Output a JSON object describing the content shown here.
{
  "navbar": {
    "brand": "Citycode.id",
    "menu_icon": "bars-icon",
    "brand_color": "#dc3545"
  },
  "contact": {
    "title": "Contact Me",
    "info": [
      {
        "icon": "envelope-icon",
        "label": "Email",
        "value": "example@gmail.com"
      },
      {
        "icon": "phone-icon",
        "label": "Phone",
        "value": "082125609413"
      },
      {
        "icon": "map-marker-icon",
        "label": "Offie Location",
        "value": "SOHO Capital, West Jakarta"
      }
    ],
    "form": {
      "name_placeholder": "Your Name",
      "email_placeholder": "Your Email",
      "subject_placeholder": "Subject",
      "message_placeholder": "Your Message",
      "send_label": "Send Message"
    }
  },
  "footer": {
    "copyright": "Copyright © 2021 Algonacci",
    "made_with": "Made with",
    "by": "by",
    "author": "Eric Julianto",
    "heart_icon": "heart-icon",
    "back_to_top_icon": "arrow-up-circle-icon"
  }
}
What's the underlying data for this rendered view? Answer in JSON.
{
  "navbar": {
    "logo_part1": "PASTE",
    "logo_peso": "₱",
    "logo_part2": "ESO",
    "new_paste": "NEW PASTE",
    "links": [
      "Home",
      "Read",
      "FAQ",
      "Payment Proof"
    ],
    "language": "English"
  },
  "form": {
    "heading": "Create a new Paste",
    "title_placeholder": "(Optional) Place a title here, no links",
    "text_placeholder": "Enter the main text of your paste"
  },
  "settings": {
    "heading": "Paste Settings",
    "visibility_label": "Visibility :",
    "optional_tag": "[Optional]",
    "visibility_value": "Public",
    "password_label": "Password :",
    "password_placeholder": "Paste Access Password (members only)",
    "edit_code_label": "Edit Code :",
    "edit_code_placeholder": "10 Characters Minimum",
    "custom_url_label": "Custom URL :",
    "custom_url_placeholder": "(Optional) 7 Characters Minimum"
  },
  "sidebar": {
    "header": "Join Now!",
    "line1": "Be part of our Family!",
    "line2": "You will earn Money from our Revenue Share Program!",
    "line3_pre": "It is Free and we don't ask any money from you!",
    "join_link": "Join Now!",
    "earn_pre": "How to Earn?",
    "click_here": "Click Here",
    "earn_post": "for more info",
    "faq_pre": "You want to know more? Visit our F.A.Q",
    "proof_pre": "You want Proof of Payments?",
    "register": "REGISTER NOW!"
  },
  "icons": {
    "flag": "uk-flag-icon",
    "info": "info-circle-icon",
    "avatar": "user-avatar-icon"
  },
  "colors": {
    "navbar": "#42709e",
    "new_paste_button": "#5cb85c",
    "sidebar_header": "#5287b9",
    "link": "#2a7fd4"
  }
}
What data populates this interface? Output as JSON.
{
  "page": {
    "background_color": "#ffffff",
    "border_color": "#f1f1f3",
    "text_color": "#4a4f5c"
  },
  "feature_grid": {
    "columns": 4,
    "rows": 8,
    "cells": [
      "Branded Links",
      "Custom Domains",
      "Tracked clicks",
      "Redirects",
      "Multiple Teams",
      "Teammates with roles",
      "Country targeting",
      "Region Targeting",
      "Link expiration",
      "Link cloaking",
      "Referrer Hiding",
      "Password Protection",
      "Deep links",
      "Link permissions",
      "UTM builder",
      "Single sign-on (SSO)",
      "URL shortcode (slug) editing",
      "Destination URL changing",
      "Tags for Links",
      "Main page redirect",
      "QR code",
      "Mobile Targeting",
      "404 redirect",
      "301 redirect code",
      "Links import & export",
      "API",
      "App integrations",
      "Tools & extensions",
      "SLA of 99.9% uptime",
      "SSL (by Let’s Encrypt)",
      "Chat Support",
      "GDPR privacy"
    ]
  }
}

◆ What to do
Provide all the records again, word for word.

◆ Correct answer
Output a JSON object describing the content shown here.
{
  "navbar": {
    "brand": "Citycode.id",
    "menu_icon": "bars-icon",
    "brand_color": "#dc3545"
  },
  "contact": {
    "title": "Contact Me",
    "info": [
      {
        "icon": "envelope-icon",
        "label": "Email",
        "value": "example@gmail.com"
      },
      {
        "icon": "phone-icon",
        "label": "Phone",
        "value": "082125609413"
      },
      {
        "icon": "map-marker-icon",
        "label": "Offie Location",
        "value": "SOHO Capital, West Jakarta"
      }
    ],
    "form": {
      "name_placeholder": "Your Name",
      "email_placeholder": "Your Email",
      "subject_placeholder": "Subject",
      "message_placeholder": "Your Message",
      "send_label": "Send Message"
    }
  },
  "footer": {
    "copyright": "Copyright © 2021 Algonacci",
    "made_with": "Made with",
    "by": "by",
    "author": "Eric Julianto",
    "heart_icon": "heart-icon",
    "back_to_top_icon": "arrow-up-circle-icon"
  }
}
What's the underlying data for this rendered view? Answer in JSON.
{
  "navbar": {
    "logo_part1": "PASTE",
    "logo_peso": "₱",
    "logo_part2": "ESO",
    "new_paste": "NEW PASTE",
    "links": [
      "Home",
      "Read",
      "FAQ",
      "Payment Proof"
    ],
    "language": "English"
  },
  "form": {
    "heading": "Create a new Paste",
    "title_placeholder": "(Optional) Place a title here, no links",
    "text_placeholder": "Enter the main text of your paste"
  },
  "settings": {
    "heading": "Paste Settings",
    "visibility_label": "Visibility :",
    "optional_tag": "[Optional]",
    "visibility_value": "Public",
    "password_label": "Password :",
    "password_placeholder": "Paste Access Password (members only)",
    "edit_code_label": "Edit Code :",
    "edit_code_placeholder": "10 Characters Minimum",
    "custom_url_label": "Custom URL :",
    "custom_url_placeholder": "(Optional) 7 Characters Minimum"
  },
  "sidebar": {
    "header": "Join Now!",
    "line1": "Be part of our Family!",
    "line2": "You will earn Money from our Revenue Share Program!",
    "line3_pre": "It is Free and we don't ask any money from you!",
    "join_link": "Join Now!",
    "earn_pre": "How to Earn?",
    "click_here": "Click Here",
    "earn_post": "for more info",
    "faq_pre": "You want to know more? Visit our F.A.Q",
    "proof_pre": "You want Proof of Payments?",
    "register": "REGISTER NOW!"
  },
  "icons": {
    "flag": "uk-flag-icon",
    "info": "info-circle-icon",
    "avatar": "user-avatar-icon"
  },
  "colors": {
    "navbar": "#42709e",
    "new_paste_button": "#5cb85c",
    "sidebar_header": "#5287b9",
    "link": "#2a7fd4"
  }
}
What data populates this interface? Output as JSON.
{
  "page": {
    "background_color": "#ffffff",
    "border_color": "#f1f1f3",
    "text_color": "#4a4f5c"
  },
  "feature_grid": {
    "columns": 4,
    "rows": 8,
    "cells": [
      "Branded Links",
      "Custom Domains",
      "Tracked clicks",
      "Redirects",
      "Multiple Teams",
      "Teammates with roles",
      "Country targeting",
      "Region Targeting",
      "Link expiration",
      "Link cloaking",
      "Referrer Hiding",
      "Password Protection",
      "Deep links",
      "Link permissions",
      "UTM builder",
      "Single sign-on (SSO)",
      "URL shortcode (slug) editing",
      "Destination URL changing",
      "Tags for Links",
      "Main page redirect",
      "QR code",
      "Mobile Targeting",
      "404 redirect",
      "301 redirect code",
      "Links import & export",
      "API",
      "App integrations",
      "Tools & extensions",
      "SLA of 99.9% uptime",
      "SSL (by Let’s Encrypt)",
      "Chat Support",
      "GDPR privacy"
    ]
  }
}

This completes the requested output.